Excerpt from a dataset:
##########

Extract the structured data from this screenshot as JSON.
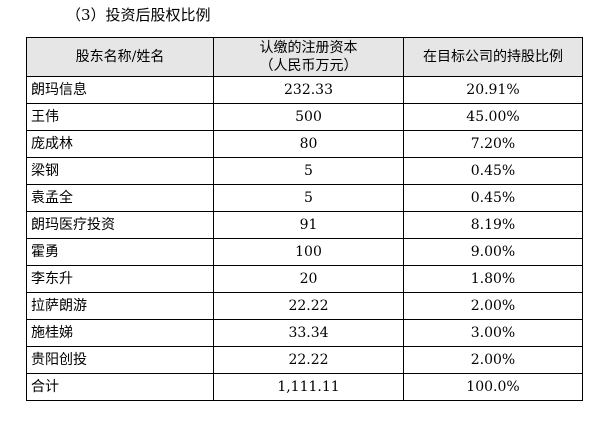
{
  "section": {
    "title": "（3）投资后股权比例"
  },
  "table": {
    "headers": {
      "name": "股东名称/姓名",
      "capital_line1": "认缴的注册资本",
      "capital_line2": "（人民币万元）",
      "ratio": "在目标公司的持股比例"
    },
    "rows": [
      {
        "name": "朗玛信息",
        "capital": "232.33",
        "ratio": "20.91%"
      },
      {
        "name": "王伟",
        "capital": "500",
        "ratio": "45.00%"
      },
      {
        "name": "庞成林",
        "capital": "80",
        "ratio": "7.20%"
      },
      {
        "name": "梁钢",
        "capital": "5",
        "ratio": "0.45%"
      },
      {
        "name": "袁孟全",
        "capital": "5",
        "ratio": "0.45%"
      },
      {
        "name": "朗玛医疗投资",
        "capital": "91",
        "ratio": "8.19%"
      },
      {
        "name": "霍勇",
        "capital": "100",
        "ratio": "9.00%"
      },
      {
        "name": "李东升",
        "capital": "20",
        "ratio": "1.80%"
      },
      {
        "name": "拉萨朗游",
        "capital": "22.22",
        "ratio": "2.00%"
      },
      {
        "name": "施桂娣",
        "capital": "33.34",
        "ratio": "3.00%"
      },
      {
        "name": "贵阳创投",
        "capital": "22.22",
        "ratio": "2.00%"
      },
      {
        "name": "合计",
        "capital": "1,111.11",
        "ratio": "100.0%"
      }
    ]
  }
}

##########

Short exercise -
Make an exact copy of all the material, but keep the pictures out of it.

Final answer -
Extract the structured data from this screenshot as JSON.
{
  "section": {
    "title": "（3）投资后股权比例"
  },
  "table": {
    "headers": {
      "name": "股东名称/姓名",
      "capital_line1": "认缴的注册资本",
      "capital_line2": "（人民币万元）",
      "ratio": "在目标公司的持股比例"
    },
    "rows": [
      {
        "name": "朗玛信息",
        "capital": "232.33",
        "ratio": "20.91%"
      },
      {
        "name": "王伟",
        "capital": "500",
        "ratio": "45.00%"
      },
      {
        "name": "庞成林",
        "capital": "80",
        "ratio": "7.20%"
      },
      {
        "name": "梁钢",
        "capital": "5",
        "ratio": "0.45%"
      },
      {
        "name": "袁孟全",
        "capital": "5",
        "ratio": "0.45%"
      },
      {
        "name": "朗玛医疗投资",
        "capital": "91",
        "ratio": "8.19%"
      },
      {
        "name": "霍勇",
        "capital": "100",
        "ratio": "9.00%"
      },
      {
        "name": "李东升",
        "capital": "20",
        "ratio": "1.80%"
      },
      {
        "name": "拉萨朗游",
        "capital": "22.22",
        "ratio": "2.00%"
      },
      {
        "name": "施桂娣",
        "capital": "33.34",
        "ratio": "3.00%"
      },
      {
        "name": "贵阳创投",
        "capital": "22.22",
        "ratio": "2.00%"
      },
      {
        "name": "合计",
        "capital": "1,111.11",
        "ratio": "100.0%"
      }
    ]
  }
}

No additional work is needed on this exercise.